■ **Given request**
Extract each line from the entries below that has the string "xlabel" in it.

(Figure content listings)
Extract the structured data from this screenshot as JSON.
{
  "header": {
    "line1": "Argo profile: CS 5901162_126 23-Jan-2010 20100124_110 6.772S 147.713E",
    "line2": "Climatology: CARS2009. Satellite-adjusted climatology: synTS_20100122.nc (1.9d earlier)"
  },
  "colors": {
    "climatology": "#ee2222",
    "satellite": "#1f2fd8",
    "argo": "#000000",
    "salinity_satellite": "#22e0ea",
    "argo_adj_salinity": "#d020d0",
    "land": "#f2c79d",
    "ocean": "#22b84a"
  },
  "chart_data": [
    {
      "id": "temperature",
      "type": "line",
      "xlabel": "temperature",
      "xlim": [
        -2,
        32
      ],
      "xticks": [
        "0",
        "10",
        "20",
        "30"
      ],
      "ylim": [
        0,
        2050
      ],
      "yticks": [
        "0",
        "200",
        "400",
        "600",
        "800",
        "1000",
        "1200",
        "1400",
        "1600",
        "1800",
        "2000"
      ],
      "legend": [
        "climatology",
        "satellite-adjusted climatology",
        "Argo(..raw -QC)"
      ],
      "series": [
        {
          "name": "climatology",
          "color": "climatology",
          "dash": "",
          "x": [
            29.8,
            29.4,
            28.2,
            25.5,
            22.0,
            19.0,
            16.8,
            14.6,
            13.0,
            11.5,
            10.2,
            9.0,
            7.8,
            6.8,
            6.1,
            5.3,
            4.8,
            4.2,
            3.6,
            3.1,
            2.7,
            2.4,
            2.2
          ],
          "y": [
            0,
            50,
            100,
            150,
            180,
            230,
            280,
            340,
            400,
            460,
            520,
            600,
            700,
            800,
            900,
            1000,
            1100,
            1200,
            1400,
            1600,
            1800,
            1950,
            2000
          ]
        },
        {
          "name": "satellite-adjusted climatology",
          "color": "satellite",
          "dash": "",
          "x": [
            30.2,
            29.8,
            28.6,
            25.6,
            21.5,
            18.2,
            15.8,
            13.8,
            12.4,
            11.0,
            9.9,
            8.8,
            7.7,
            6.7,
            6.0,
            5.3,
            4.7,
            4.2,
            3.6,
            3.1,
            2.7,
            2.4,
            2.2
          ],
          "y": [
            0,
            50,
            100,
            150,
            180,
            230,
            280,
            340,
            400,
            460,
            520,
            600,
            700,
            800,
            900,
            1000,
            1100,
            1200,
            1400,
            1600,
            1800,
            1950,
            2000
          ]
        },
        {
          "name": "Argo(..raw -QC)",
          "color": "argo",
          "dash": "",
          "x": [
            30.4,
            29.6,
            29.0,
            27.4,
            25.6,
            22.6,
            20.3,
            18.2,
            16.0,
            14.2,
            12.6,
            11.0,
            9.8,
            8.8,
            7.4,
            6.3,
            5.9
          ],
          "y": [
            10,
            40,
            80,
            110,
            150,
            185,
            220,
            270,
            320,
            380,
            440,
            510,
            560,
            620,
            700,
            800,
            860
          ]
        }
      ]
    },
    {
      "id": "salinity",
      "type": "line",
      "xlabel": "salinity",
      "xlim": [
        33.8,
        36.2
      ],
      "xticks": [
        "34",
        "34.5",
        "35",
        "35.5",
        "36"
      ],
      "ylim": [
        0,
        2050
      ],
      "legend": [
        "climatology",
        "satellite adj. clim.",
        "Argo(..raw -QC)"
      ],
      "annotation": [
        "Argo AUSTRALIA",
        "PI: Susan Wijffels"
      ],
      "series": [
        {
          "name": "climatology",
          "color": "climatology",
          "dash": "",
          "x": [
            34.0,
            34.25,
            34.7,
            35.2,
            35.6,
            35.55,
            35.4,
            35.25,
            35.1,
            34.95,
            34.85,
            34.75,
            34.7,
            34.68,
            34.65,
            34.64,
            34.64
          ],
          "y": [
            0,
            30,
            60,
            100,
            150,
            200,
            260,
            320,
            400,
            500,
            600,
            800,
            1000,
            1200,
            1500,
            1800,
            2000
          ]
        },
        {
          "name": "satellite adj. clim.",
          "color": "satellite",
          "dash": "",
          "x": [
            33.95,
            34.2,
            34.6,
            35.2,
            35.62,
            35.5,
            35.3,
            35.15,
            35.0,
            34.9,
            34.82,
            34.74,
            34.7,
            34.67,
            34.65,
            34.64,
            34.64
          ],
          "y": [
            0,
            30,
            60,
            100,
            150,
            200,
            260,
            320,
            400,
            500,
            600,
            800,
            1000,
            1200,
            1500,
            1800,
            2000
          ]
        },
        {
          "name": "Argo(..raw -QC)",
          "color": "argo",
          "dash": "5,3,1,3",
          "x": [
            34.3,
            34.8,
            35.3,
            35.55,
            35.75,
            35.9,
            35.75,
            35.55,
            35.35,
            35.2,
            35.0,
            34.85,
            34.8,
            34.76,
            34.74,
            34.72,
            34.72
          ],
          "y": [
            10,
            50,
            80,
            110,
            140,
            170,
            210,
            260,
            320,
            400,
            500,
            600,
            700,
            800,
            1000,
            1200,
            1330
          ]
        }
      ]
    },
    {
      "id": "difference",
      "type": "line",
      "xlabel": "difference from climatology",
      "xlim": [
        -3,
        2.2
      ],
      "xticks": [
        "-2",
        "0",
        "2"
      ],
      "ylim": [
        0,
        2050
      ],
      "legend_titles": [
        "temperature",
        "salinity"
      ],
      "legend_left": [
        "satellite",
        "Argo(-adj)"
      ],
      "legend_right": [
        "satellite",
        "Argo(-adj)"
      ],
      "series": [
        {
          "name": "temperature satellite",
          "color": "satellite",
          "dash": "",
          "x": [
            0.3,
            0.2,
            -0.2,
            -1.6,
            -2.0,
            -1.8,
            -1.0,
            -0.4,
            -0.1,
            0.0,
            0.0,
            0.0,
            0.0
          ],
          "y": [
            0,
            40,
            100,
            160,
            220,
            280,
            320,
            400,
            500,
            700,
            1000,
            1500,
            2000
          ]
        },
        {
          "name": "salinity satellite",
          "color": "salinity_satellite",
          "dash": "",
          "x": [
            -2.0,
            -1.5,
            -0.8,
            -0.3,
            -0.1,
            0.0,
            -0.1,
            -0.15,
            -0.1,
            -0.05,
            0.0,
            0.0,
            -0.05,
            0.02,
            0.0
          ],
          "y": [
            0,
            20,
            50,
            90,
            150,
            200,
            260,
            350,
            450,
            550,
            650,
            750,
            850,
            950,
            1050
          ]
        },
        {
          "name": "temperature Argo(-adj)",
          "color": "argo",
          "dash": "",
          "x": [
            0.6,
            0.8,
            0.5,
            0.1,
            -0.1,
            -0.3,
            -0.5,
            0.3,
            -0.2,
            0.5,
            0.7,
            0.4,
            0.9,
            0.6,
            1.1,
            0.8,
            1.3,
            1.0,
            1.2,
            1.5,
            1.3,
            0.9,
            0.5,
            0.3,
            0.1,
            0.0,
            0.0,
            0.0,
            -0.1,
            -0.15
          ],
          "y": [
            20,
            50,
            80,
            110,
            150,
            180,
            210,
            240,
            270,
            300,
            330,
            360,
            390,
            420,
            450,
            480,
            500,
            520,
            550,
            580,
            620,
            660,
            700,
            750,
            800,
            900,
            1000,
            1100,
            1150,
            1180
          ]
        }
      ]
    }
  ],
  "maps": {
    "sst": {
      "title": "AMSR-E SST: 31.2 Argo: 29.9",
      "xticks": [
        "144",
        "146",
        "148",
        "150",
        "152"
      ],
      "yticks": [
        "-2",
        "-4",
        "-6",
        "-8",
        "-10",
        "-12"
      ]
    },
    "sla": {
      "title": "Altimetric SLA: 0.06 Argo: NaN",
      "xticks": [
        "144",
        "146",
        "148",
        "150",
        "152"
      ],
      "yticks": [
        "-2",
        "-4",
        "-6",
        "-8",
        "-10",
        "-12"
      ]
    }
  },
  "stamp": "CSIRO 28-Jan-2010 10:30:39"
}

■ **The result**
      "xlabel": "temperature",
      "xlabel": "salinity",
      "xlabel": "difference from climatology",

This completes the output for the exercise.